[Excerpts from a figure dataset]
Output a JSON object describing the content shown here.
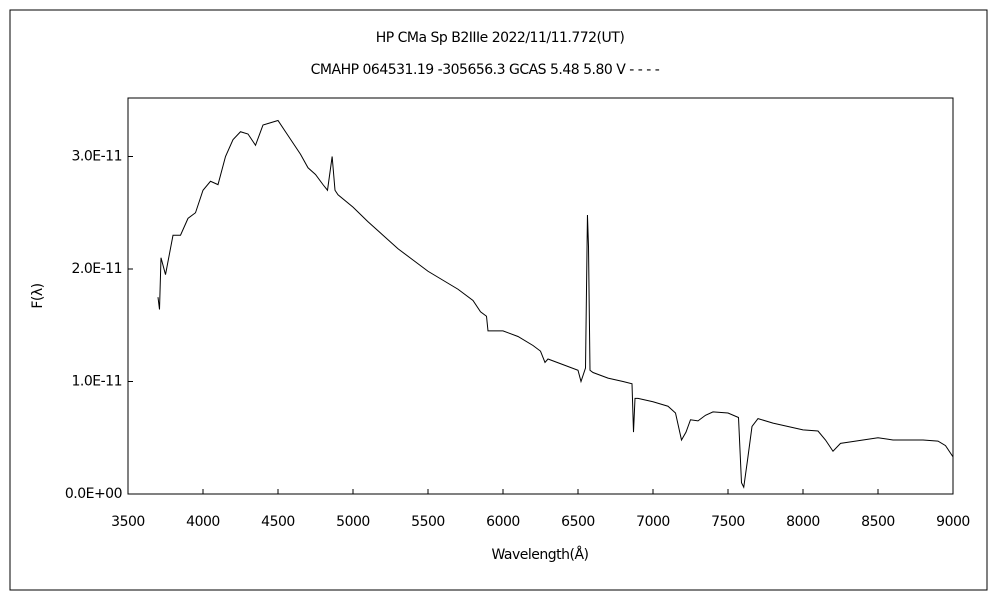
{
  "chart_data": {
    "type": "line",
    "title": "HP CMa    Sp B2IIIe    2022/11/11.772(UT)",
    "subtitle": "CMAHP 064531.19 -305656.3 GCAS 5.48 5.80 V - - - -",
    "x_label": "Wavelength(Å)",
    "y_label": "F(λ)",
    "xlim": [
      3500,
      9000
    ],
    "xticks": [
      3500,
      4000,
      4500,
      5000,
      5500,
      6000,
      6500,
      7000,
      7500,
      8000,
      8500,
      9000
    ],
    "ylim": [
      0,
      3.52e-11
    ],
    "yticks": [
      {
        "value": 0,
        "label": "0.0E+00"
      },
      {
        "value": 1e-11,
        "label": "1.0E-11"
      },
      {
        "value": 2e-11,
        "label": "2.0E-11"
      },
      {
        "value": 3e-11,
        "label": "3.0E-11"
      }
    ],
    "color": "#000000",
    "x": [
      3700,
      3710,
      3720,
      3750,
      3800,
      3850,
      3900,
      3950,
      4000,
      4050,
      4100,
      4150,
      4200,
      4250,
      4300,
      4350,
      4400,
      4450,
      4500,
      4550,
      4600,
      4650,
      4700,
      4750,
      4800,
      4830,
      4861,
      4880,
      4900,
      5000,
      5100,
      5200,
      5300,
      5400,
      5500,
      5600,
      5700,
      5800,
      5850,
      5890,
      5900,
      5950,
      6000,
      6100,
      6200,
      6250,
      6280,
      6300,
      6400,
      6500,
      6520,
      6550,
      6563,
      6570,
      6580,
      6600,
      6700,
      6800,
      6860,
      6870,
      6880,
      6900,
      7000,
      7050,
      7100,
      7150,
      7190,
      7220,
      7250,
      7300,
      7350,
      7400,
      7500,
      7570,
      7590,
      7605,
      7630,
      7660,
      7700,
      7800,
      7900,
      8000,
      8100,
      8150,
      8200,
      8250,
      8300,
      8400,
      8500,
      8600,
      8700,
      8800,
      8900,
      8950,
      9000
    ],
    "values": [
      1.75e-11,
      1.64e-11,
      2.1e-11,
      1.95e-11,
      2.3e-11,
      2.3e-11,
      2.45e-11,
      2.5e-11,
      2.7e-11,
      2.78e-11,
      2.75e-11,
      3e-11,
      3.15e-11,
      3.22e-11,
      3.2e-11,
      3.1e-11,
      3.28e-11,
      3.3e-11,
      3.32e-11,
      3.22e-11,
      3.12e-11,
      3.02e-11,
      2.9e-11,
      2.84e-11,
      2.75e-11,
      2.7e-11,
      3e-11,
      2.7e-11,
      2.66e-11,
      2.55e-11,
      2.42e-11,
      2.3e-11,
      2.18e-11,
      2.08e-11,
      1.98e-11,
      1.9e-11,
      1.82e-11,
      1.72e-11,
      1.62e-11,
      1.58e-11,
      1.45e-11,
      1.45e-11,
      1.45e-11,
      1.4e-11,
      1.32e-11,
      1.27e-11,
      1.17e-11,
      1.2e-11,
      1.15e-11,
      1.1e-11,
      1e-11,
      1.12e-11,
      2.48e-11,
      2.2e-11,
      1.1e-11,
      1.08e-11,
      1.03e-11,
      1e-11,
      9.8e-12,
      5.5e-12,
      8.5e-12,
      8.5e-12,
      8.2e-12,
      8e-12,
      7.8e-12,
      7.2e-12,
      4.8e-12,
      5.5e-12,
      6.6e-12,
      6.5e-12,
      7e-12,
      7.3e-12,
      7.2e-12,
      6.8e-12,
      1e-12,
      6e-13,
      3e-12,
      6e-12,
      6.7e-12,
      6.3e-12,
      6e-12,
      5.7e-12,
      5.6e-12,
      4.8e-12,
      3.8e-12,
      4.5e-12,
      4.6e-12,
      4.8e-12,
      5e-12,
      4.8e-12,
      4.8e-12,
      4.8e-12,
      4.7e-12,
      4.3e-12,
      3.3e-12
    ]
  }
}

- Set problem
Working from the material above, transcribe it exactly while omitting pictures.

- Complete response
Output a JSON object describing the content shown here.
{
  "chart_data": {
    "type": "line",
    "title": "HP CMa    Sp B2IIIe    2022/11/11.772(UT)",
    "subtitle": "CMAHP 064531.19 -305656.3 GCAS 5.48 5.80 V - - - -",
    "x_label": "Wavelength(Å)",
    "y_label": "F(λ)",
    "xlim": [
      3500,
      9000
    ],
    "xticks": [
      3500,
      4000,
      4500,
      5000,
      5500,
      6000,
      6500,
      7000,
      7500,
      8000,
      8500,
      9000
    ],
    "ylim": [
      0,
      3.52e-11
    ],
    "yticks": [
      {
        "value": 0,
        "label": "0.0E+00"
      },
      {
        "value": 1e-11,
        "label": "1.0E-11"
      },
      {
        "value": 2e-11,
        "label": "2.0E-11"
      },
      {
        "value": 3e-11,
        "label": "3.0E-11"
      }
    ],
    "color": "#000000",
    "x": [
      3700,
      3710,
      3720,
      3750,
      3800,
      3850,
      3900,
      3950,
      4000,
      4050,
      4100,
      4150,
      4200,
      4250,
      4300,
      4350,
      4400,
      4450,
      4500,
      4550,
      4600,
      4650,
      4700,
      4750,
      4800,
      4830,
      4861,
      4880,
      4900,
      5000,
      5100,
      5200,
      5300,
      5400,
      5500,
      5600,
      5700,
      5800,
      5850,
      5890,
      5900,
      5950,
      6000,
      6100,
      6200,
      6250,
      6280,
      6300,
      6400,
      6500,
      6520,
      6550,
      6563,
      6570,
      6580,
      6600,
      6700,
      6800,
      6860,
      6870,
      6880,
      6900,
      7000,
      7050,
      7100,
      7150,
      7190,
      7220,
      7250,
      7300,
      7350,
      7400,
      7500,
      7570,
      7590,
      7605,
      7630,
      7660,
      7700,
      7800,
      7900,
      8000,
      8100,
      8150,
      8200,
      8250,
      8300,
      8400,
      8500,
      8600,
      8700,
      8800,
      8900,
      8950,
      9000
    ],
    "values": [
      1.75e-11,
      1.64e-11,
      2.1e-11,
      1.95e-11,
      2.3e-11,
      2.3e-11,
      2.45e-11,
      2.5e-11,
      2.7e-11,
      2.78e-11,
      2.75e-11,
      3e-11,
      3.15e-11,
      3.22e-11,
      3.2e-11,
      3.1e-11,
      3.28e-11,
      3.3e-11,
      3.32e-11,
      3.22e-11,
      3.12e-11,
      3.02e-11,
      2.9e-11,
      2.84e-11,
      2.75e-11,
      2.7e-11,
      3e-11,
      2.7e-11,
      2.66e-11,
      2.55e-11,
      2.42e-11,
      2.3e-11,
      2.18e-11,
      2.08e-11,
      1.98e-11,
      1.9e-11,
      1.82e-11,
      1.72e-11,
      1.62e-11,
      1.58e-11,
      1.45e-11,
      1.45e-11,
      1.45e-11,
      1.4e-11,
      1.32e-11,
      1.27e-11,
      1.17e-11,
      1.2e-11,
      1.15e-11,
      1.1e-11,
      1e-11,
      1.12e-11,
      2.48e-11,
      2.2e-11,
      1.1e-11,
      1.08e-11,
      1.03e-11,
      1e-11,
      9.8e-12,
      5.5e-12,
      8.5e-12,
      8.5e-12,
      8.2e-12,
      8e-12,
      7.8e-12,
      7.2e-12,
      4.8e-12,
      5.5e-12,
      6.6e-12,
      6.5e-12,
      7e-12,
      7.3e-12,
      7.2e-12,
      6.8e-12,
      1e-12,
      6e-13,
      3e-12,
      6e-12,
      6.7e-12,
      6.3e-12,
      6e-12,
      5.7e-12,
      5.6e-12,
      4.8e-12,
      3.8e-12,
      4.5e-12,
      4.6e-12,
      4.8e-12,
      5e-12,
      4.8e-12,
      4.8e-12,
      4.8e-12,
      4.7e-12,
      4.3e-12,
      3.3e-12
    ]
  }
}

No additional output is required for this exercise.